§ **GOAL**: Write out the entries verbatim and leave the images out of the copy.

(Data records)

_ _ _ _

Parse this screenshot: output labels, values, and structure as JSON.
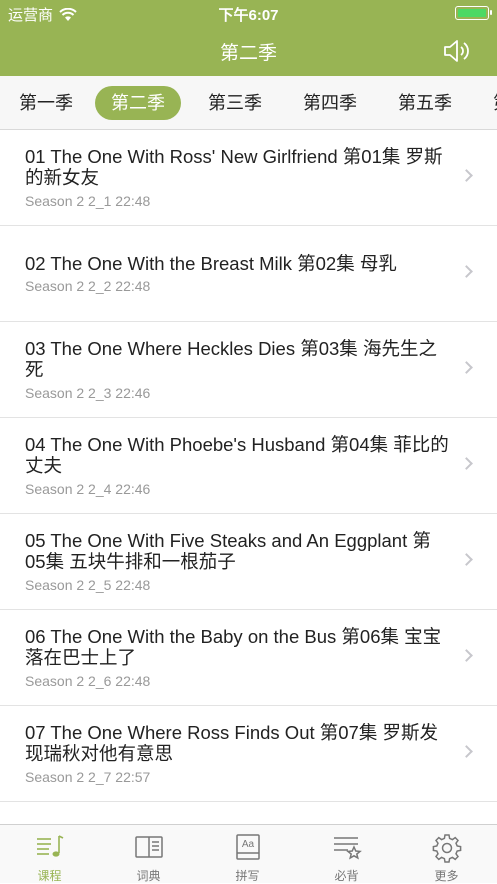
{
  "status_bar": {
    "carrier": "运营商",
    "time": "下午6:07"
  },
  "nav": {
    "title": "第二季"
  },
  "season_tabs": [
    "第一季",
    "第二季",
    "第三季",
    "第四季",
    "第五季",
    "第"
  ],
  "active_tab_index": 1,
  "episodes": [
    {
      "title": "01 The One With Ross' New Girlfriend 第01集 罗斯的新女友",
      "sub": "Season 2  2_1  22:48"
    },
    {
      "title": "02 The One With the Breast Milk 第02集 母乳",
      "sub": "Season 2  2_2  22:48"
    },
    {
      "title": "03 The One Where Heckles Dies 第03集 海先生之死",
      "sub": "Season 2  2_3  22:46"
    },
    {
      "title": "04 The One With Phoebe's Husband 第04集 菲比的丈夫",
      "sub": "Season 2  2_4  22:46"
    },
    {
      "title": "05 The One With Five Steaks and An Eggplant 第05集 五块牛排和一根茄子",
      "sub": "Season 2  2_5  22:48"
    },
    {
      "title": "06 The One With the Baby on the Bus 第06集 宝宝落在巴士上了",
      "sub": "Season 2  2_6  22:48"
    },
    {
      "title": "07 The One Where Ross Finds Out 第07集 罗斯发现瑞秋对他有意思",
      "sub": "Season 2  2_7  22:57"
    }
  ],
  "tab_bar": [
    {
      "label": "课程",
      "icon": "course-icon"
    },
    {
      "label": "词典",
      "icon": "dictionary-icon"
    },
    {
      "label": "拼写",
      "icon": "spelling-icon"
    },
    {
      "label": "必背",
      "icon": "must-memorize-icon"
    },
    {
      "label": "更多",
      "icon": "gear-icon"
    }
  ],
  "active_bottom_tab_index": 0,
  "colors": {
    "accent": "#98b454",
    "battery": "#4cd964"
  }
}
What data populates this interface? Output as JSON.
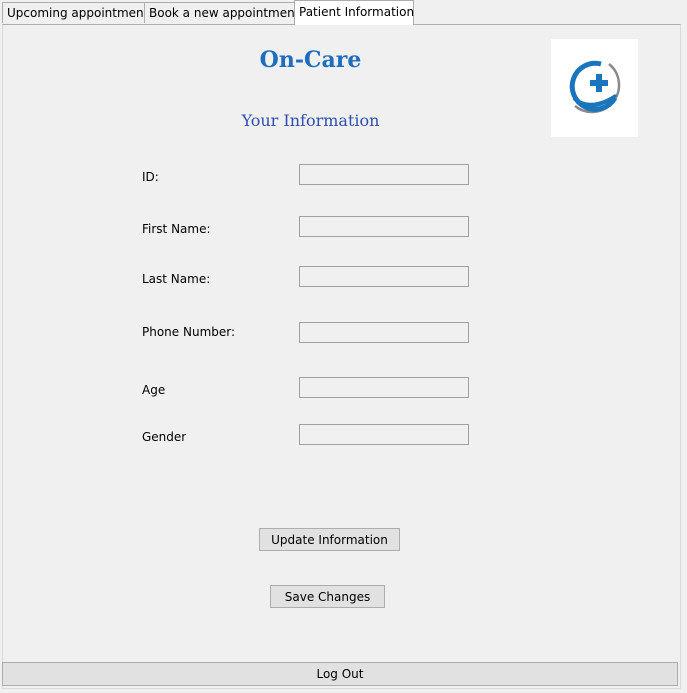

_ _ _ _

§ **FULL SOLUTION**:
Parse this screenshot: output labels, values, and structure as JSON.
{
  "status_bar": {
    "carrier": "运营商",
    "time": "下午6:07"
  },
  "nav": {
    "title": "第二季"
  },
  "season_tabs": [
    "第一季",
    "第二季",
    "第三季",
    "第四季",
    "第五季",
    "第"
  ],
  "active_tab_index": 1,
  "episodes": [
    {
      "title": "01 The One With Ross' New Girlfriend 第01集 罗斯的新女友",
      "sub": "Season 2  2_1  22:48"
    },
    {
      "title": "02 The One With the Breast Milk 第02集 母乳",
      "sub": "Season 2  2_2  22:48"
    },
    {
      "title": "03 The One Where Heckles Dies 第03集 海先生之死",
      "sub": "Season 2  2_3  22:46"
    },
    {
      "title": "04 The One With Phoebe's Husband 第04集 菲比的丈夫",
      "sub": "Season 2  2_4  22:46"
    },
    {
      "title": "05 The One With Five Steaks and An Eggplant 第05集 五块牛排和一根茄子",
      "sub": "Season 2  2_5  22:48"
    },
    {
      "title": "06 The One With the Baby on the Bus 第06集 宝宝落在巴士上了",
      "sub": "Season 2  2_6  22:48"
    },
    {
      "title": "07 The One Where Ross Finds Out 第07集 罗斯发现瑞秋对他有意思",
      "sub": "Season 2  2_7  22:57"
    }
  ],
  "tab_bar": [
    {
      "label": "课程",
      "icon": "course-icon"
    },
    {
      "label": "词典",
      "icon": "dictionary-icon"
    },
    {
      "label": "拼写",
      "icon": "spelling-icon"
    },
    {
      "label": "必背",
      "icon": "must-memorize-icon"
    },
    {
      "label": "更多",
      "icon": "gear-icon"
    }
  ],
  "active_bottom_tab_index": 0,
  "colors": {
    "accent": "#98b454",
    "battery": "#4cd964"
  }
}
What data populates this interface? Output as JSON.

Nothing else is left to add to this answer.